= EXERCISE PROMPT =
Repeat each line of the material exactly.

= DATA FOR THIS TASK =
╭──

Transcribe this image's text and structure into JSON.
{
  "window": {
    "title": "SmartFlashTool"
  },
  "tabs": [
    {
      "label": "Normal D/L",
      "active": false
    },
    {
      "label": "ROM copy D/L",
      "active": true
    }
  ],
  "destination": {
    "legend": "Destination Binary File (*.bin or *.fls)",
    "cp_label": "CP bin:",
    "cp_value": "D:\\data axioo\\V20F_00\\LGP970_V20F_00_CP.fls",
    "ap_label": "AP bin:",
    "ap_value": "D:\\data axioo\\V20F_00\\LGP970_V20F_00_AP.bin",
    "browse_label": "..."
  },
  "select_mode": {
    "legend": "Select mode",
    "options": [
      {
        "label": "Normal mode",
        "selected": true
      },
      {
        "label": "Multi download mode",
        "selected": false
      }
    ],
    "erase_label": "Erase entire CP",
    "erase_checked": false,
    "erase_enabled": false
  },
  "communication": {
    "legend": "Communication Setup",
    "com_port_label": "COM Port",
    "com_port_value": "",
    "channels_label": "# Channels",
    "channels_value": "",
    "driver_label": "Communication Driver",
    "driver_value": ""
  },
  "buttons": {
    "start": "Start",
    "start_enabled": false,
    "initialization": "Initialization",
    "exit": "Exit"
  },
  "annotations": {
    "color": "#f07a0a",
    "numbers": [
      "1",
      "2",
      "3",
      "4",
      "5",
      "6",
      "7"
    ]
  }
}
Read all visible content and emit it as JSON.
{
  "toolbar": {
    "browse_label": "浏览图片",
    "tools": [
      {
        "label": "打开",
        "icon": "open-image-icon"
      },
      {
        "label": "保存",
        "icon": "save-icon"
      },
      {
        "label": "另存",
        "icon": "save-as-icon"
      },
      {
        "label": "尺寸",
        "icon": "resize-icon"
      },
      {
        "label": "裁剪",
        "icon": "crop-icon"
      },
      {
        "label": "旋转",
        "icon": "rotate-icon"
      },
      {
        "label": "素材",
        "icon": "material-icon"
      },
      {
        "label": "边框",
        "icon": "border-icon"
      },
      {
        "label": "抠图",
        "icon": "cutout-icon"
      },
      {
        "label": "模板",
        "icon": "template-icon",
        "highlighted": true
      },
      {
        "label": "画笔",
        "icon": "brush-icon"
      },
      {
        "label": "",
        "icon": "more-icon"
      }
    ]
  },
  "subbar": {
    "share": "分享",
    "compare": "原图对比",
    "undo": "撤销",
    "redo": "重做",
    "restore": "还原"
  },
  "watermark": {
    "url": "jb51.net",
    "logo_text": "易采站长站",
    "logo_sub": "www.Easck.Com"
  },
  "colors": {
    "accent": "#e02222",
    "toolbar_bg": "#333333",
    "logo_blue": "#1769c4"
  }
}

╰──

= ANSWER TO THE PROBLEM =
Transcribe this image's text and structure into JSON.
{
  "window": {
    "title": "SmartFlashTool"
  },
  "tabs": [
    {
      "label": "Normal D/L",
      "active": false
    },
    {
      "label": "ROM copy D/L",
      "active": true
    }
  ],
  "destination": {
    "legend": "Destination Binary File (*.bin or *.fls)",
    "cp_label": "CP bin:",
    "cp_value": "D:\\data axioo\\V20F_00\\LGP970_V20F_00_CP.fls",
    "ap_label": "AP bin:",
    "ap_value": "D:\\data axioo\\V20F_00\\LGP970_V20F_00_AP.bin",
    "browse_label": "..."
  },
  "select_mode": {
    "legend": "Select mode",
    "options": [
      {
        "label": "Normal mode",
        "selected": true
      },
      {
        "label": "Multi download mode",
        "selected": false
      }
    ],
    "erase_label": "Erase entire CP",
    "erase_checked": false,
    "erase_enabled": false
  },
  "communication": {
    "legend": "Communication Setup",
    "com_port_label": "COM Port",
    "com_port_value": "",
    "channels_label": "# Channels",
    "channels_value": "",
    "driver_label": "Communication Driver",
    "driver_value": ""
  },
  "buttons": {
    "start": "Start",
    "start_enabled": false,
    "initialization": "Initialization",
    "exit": "Exit"
  },
  "annotations": {
    "color": "#f07a0a",
    "numbers": [
      "1",
      "2",
      "3",
      "4",
      "5",
      "6",
      "7"
    ]
  }
}
Read all visible content and emit it as JSON.
{
  "toolbar": {
    "browse_label": "浏览图片",
    "tools": [
      {
        "label": "打开",
        "icon": "open-image-icon"
      },
      {
        "label": "保存",
        "icon": "save-icon"
      },
      {
        "label": "另存",
        "icon": "save-as-icon"
      },
      {
        "label": "尺寸",
        "icon": "resize-icon"
      },
      {
        "label": "裁剪",
        "icon": "crop-icon"
      },
      {
        "label": "旋转",
        "icon": "rotate-icon"
      },
      {
        "label": "素材",
        "icon": "material-icon"
      },
      {
        "label": "边框",
        "icon": "border-icon"
      },
      {
        "label": "抠图",
        "icon": "cutout-icon"
      },
      {
        "label": "模板",
        "icon": "template-icon",
        "highlighted": true
      },
      {
        "label": "画笔",
        "icon": "brush-icon"
      },
      {
        "label": "",
        "icon": "more-icon"
      }
    ]
  },
  "subbar": {
    "share": "分享",
    "compare": "原图对比",
    "undo": "撤销",
    "redo": "重做",
    "restore": "还原"
  },
  "watermark": {
    "url": "jb51.net",
    "logo_text": "易采站长站",
    "logo_sub": "www.Easck.Com"
  },
  "colors": {
    "accent": "#e02222",
    "toolbar_bg": "#333333",
    "logo_blue": "#1769c4"
  }
}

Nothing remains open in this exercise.